▸ **Entries supplied**:
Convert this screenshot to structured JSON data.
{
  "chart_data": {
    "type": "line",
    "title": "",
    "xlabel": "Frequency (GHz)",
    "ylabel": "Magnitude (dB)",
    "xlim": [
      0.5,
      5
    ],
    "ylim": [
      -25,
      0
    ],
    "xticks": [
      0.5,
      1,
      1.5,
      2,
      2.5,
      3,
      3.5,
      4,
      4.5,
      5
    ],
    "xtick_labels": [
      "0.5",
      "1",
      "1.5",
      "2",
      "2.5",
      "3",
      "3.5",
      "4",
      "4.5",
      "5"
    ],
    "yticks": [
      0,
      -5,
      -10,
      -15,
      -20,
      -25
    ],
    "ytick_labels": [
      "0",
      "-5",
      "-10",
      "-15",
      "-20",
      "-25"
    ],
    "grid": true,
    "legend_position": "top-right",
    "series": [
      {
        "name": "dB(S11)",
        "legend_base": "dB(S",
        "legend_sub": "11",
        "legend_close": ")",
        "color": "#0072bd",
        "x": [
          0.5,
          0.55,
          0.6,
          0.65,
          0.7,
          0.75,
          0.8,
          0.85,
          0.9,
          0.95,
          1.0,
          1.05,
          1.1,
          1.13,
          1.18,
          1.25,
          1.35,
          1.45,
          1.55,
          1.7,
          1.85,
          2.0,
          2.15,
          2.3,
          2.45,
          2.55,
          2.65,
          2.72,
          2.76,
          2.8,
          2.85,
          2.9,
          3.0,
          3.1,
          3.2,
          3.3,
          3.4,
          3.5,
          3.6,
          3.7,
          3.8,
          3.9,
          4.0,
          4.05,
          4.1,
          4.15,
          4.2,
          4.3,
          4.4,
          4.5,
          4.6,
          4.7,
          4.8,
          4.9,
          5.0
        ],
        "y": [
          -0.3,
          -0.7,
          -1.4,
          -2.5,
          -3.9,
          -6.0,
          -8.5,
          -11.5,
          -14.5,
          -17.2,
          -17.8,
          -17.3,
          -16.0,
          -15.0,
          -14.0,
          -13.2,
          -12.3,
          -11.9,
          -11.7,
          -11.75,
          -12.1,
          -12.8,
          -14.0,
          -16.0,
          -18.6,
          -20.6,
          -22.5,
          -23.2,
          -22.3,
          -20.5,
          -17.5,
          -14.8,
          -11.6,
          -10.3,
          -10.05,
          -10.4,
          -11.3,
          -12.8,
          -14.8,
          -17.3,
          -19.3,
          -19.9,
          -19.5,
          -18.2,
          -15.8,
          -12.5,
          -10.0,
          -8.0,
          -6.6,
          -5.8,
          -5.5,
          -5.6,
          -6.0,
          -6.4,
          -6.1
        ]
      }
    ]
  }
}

▸ **What you are asked to do**:
Extract all of the data shown above without alteration.

▸ **Solution for this problem**:
Convert this screenshot to structured JSON data.
{
  "chart_data": {
    "type": "line",
    "title": "",
    "xlabel": "Frequency (GHz)",
    "ylabel": "Magnitude (dB)",
    "xlim": [
      0.5,
      5
    ],
    "ylim": [
      -25,
      0
    ],
    "xticks": [
      0.5,
      1,
      1.5,
      2,
      2.5,
      3,
      3.5,
      4,
      4.5,
      5
    ],
    "xtick_labels": [
      "0.5",
      "1",
      "1.5",
      "2",
      "2.5",
      "3",
      "3.5",
      "4",
      "4.5",
      "5"
    ],
    "yticks": [
      0,
      -5,
      -10,
      -15,
      -20,
      -25
    ],
    "ytick_labels": [
      "0",
      "-5",
      "-10",
      "-15",
      "-20",
      "-25"
    ],
    "grid": true,
    "legend_position": "top-right",
    "series": [
      {
        "name": "dB(S11)",
        "legend_base": "dB(S",
        "legend_sub": "11",
        "legend_close": ")",
        "color": "#0072bd",
        "x": [
          0.5,
          0.55,
          0.6,
          0.65,
          0.7,
          0.75,
          0.8,
          0.85,
          0.9,
          0.95,
          1.0,
          1.05,
          1.1,
          1.13,
          1.18,
          1.25,
          1.35,
          1.45,
          1.55,
          1.7,
          1.85,
          2.0,
          2.15,
          2.3,
          2.45,
          2.55,
          2.65,
          2.72,
          2.76,
          2.8,
          2.85,
          2.9,
          3.0,
          3.1,
          3.2,
          3.3,
          3.4,
          3.5,
          3.6,
          3.7,
          3.8,
          3.9,
          4.0,
          4.05,
          4.1,
          4.15,
          4.2,
          4.3,
          4.4,
          4.5,
          4.6,
          4.7,
          4.8,
          4.9,
          5.0
        ],
        "y": [
          -0.3,
          -0.7,
          -1.4,
          -2.5,
          -3.9,
          -6.0,
          -8.5,
          -11.5,
          -14.5,
          -17.2,
          -17.8,
          -17.3,
          -16.0,
          -15.0,
          -14.0,
          -13.2,
          -12.3,
          -11.9,
          -11.7,
          -11.75,
          -12.1,
          -12.8,
          -14.0,
          -16.0,
          -18.6,
          -20.6,
          -22.5,
          -23.2,
          -22.3,
          -20.5,
          -17.5,
          -14.8,
          -11.6,
          -10.3,
          -10.05,
          -10.4,
          -11.3,
          -12.8,
          -14.8,
          -17.3,
          -19.3,
          -19.9,
          -19.5,
          -18.2,
          -15.8,
          -12.5,
          -10.0,
          -8.0,
          -6.6,
          -5.8,
          -5.5,
          -5.6,
          -6.0,
          -6.4,
          -6.1
        ]
      }
    ]
  }
}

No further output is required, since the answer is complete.